:: Task prompt ::
Pick out all lines of the entries that include the word "Factor" and copy them.
┏━━
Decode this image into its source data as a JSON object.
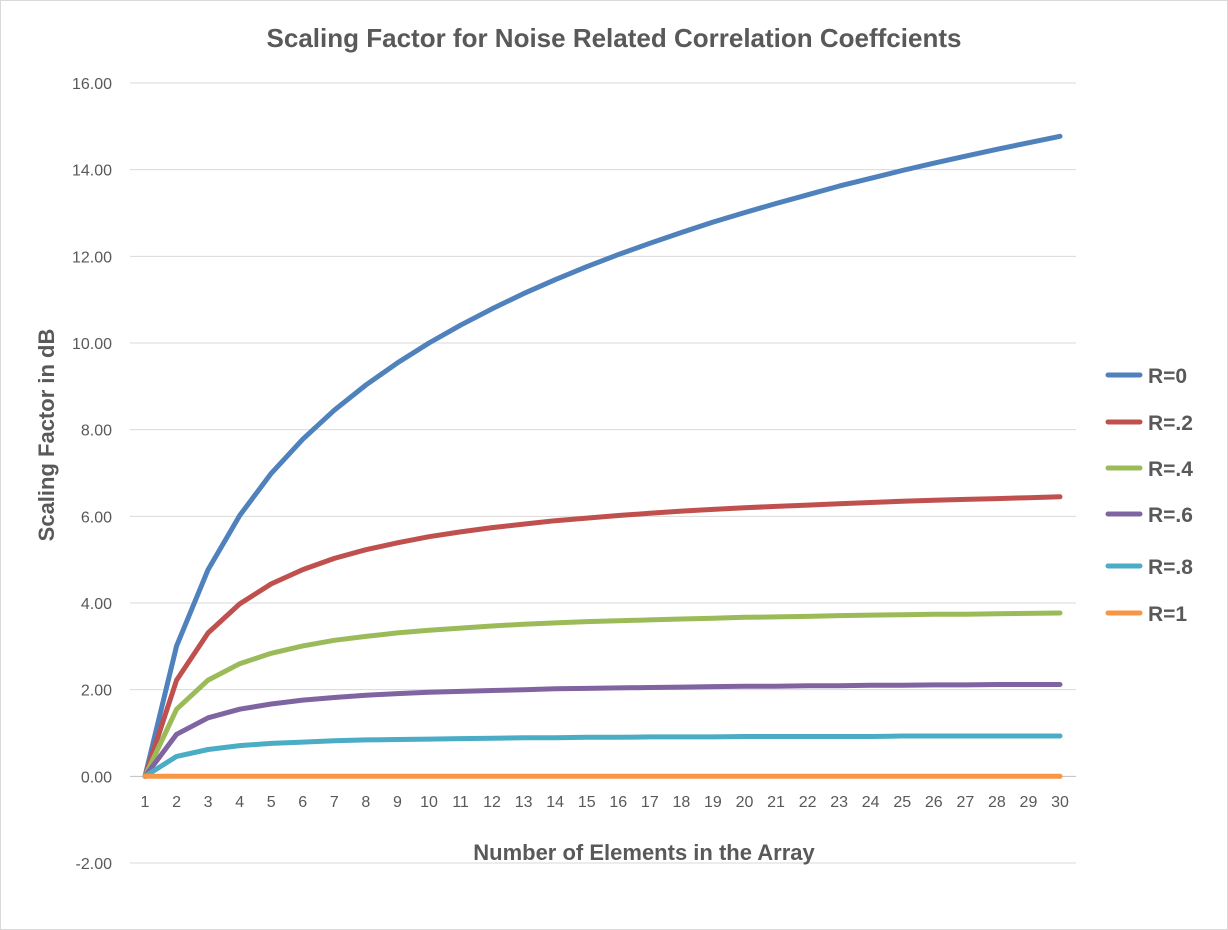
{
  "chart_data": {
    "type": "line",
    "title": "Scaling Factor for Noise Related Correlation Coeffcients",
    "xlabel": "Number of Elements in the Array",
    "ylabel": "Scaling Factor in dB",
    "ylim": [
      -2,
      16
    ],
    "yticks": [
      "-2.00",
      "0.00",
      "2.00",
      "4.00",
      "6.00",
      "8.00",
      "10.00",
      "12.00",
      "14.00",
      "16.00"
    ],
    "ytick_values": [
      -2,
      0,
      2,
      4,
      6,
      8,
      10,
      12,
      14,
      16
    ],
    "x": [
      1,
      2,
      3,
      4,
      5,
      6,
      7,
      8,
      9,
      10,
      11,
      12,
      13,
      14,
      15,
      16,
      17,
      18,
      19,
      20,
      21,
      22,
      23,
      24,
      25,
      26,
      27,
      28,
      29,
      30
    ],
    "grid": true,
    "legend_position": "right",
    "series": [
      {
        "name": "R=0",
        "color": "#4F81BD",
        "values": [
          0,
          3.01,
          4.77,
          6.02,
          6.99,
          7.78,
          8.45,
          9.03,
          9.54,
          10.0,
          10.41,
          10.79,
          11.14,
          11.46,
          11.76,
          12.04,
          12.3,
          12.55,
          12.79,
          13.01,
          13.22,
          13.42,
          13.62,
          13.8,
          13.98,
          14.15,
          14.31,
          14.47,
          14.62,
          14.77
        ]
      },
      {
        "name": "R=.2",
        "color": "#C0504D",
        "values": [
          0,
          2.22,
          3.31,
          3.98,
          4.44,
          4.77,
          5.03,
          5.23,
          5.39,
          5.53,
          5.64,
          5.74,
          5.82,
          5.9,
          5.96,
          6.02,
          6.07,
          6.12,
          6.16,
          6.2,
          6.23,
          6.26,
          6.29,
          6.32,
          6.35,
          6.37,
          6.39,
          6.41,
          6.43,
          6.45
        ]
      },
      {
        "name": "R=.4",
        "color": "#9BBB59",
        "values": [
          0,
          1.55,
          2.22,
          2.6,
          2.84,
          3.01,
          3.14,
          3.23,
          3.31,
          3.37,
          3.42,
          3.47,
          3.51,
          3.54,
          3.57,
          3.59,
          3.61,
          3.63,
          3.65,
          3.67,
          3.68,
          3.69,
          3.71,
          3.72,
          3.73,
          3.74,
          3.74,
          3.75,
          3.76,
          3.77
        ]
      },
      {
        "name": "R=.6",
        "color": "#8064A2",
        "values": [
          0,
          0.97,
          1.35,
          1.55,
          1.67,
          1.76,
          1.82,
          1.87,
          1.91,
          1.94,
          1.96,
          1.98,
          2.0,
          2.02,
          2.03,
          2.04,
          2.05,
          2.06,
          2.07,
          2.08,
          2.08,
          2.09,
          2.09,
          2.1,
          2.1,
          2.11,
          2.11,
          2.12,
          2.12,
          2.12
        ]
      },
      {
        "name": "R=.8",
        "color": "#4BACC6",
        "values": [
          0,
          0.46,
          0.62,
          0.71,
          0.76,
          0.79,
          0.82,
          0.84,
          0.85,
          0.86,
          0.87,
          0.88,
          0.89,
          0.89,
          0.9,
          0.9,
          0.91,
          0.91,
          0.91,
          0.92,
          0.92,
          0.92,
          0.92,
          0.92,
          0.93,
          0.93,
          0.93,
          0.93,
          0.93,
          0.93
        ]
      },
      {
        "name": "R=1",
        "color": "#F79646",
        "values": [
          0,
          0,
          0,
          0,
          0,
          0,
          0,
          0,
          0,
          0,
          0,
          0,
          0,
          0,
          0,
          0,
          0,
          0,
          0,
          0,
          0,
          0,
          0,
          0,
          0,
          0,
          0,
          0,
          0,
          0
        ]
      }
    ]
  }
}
┗━━
┏━━
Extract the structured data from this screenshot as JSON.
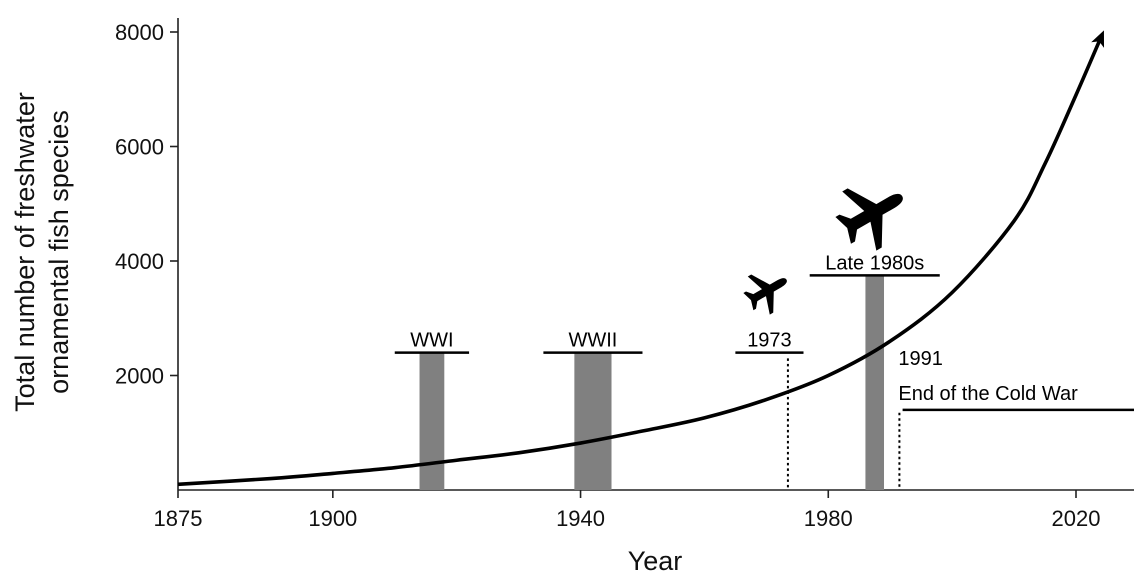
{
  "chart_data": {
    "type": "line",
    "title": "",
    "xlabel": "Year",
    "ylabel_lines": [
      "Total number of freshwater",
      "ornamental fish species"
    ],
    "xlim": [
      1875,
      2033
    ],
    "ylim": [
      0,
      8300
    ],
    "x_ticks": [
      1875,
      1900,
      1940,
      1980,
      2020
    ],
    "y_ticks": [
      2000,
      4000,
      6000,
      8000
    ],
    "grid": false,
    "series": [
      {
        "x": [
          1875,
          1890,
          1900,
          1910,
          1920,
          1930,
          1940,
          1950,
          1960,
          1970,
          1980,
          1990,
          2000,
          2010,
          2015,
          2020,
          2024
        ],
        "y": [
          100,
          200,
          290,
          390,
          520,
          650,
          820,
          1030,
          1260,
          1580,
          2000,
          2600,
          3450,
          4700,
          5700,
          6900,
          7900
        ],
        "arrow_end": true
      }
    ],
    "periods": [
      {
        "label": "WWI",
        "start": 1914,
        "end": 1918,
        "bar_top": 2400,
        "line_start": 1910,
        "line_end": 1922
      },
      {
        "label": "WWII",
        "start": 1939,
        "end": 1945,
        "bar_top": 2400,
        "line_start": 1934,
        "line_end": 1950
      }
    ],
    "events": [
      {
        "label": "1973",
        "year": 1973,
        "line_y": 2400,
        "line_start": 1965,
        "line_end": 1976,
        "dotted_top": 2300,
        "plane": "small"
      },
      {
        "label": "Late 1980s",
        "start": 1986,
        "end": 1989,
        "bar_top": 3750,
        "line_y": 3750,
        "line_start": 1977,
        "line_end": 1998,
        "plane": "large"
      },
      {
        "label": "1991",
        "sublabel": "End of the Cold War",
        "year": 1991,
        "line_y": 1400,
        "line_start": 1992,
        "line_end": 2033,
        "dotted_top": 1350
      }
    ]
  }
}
┗━━
:: Answer to the exercise ::
    "title": "Scaling Factor for Noise Related Correlation Coeffcients",
    "ylabel": "Scaling Factor in dB",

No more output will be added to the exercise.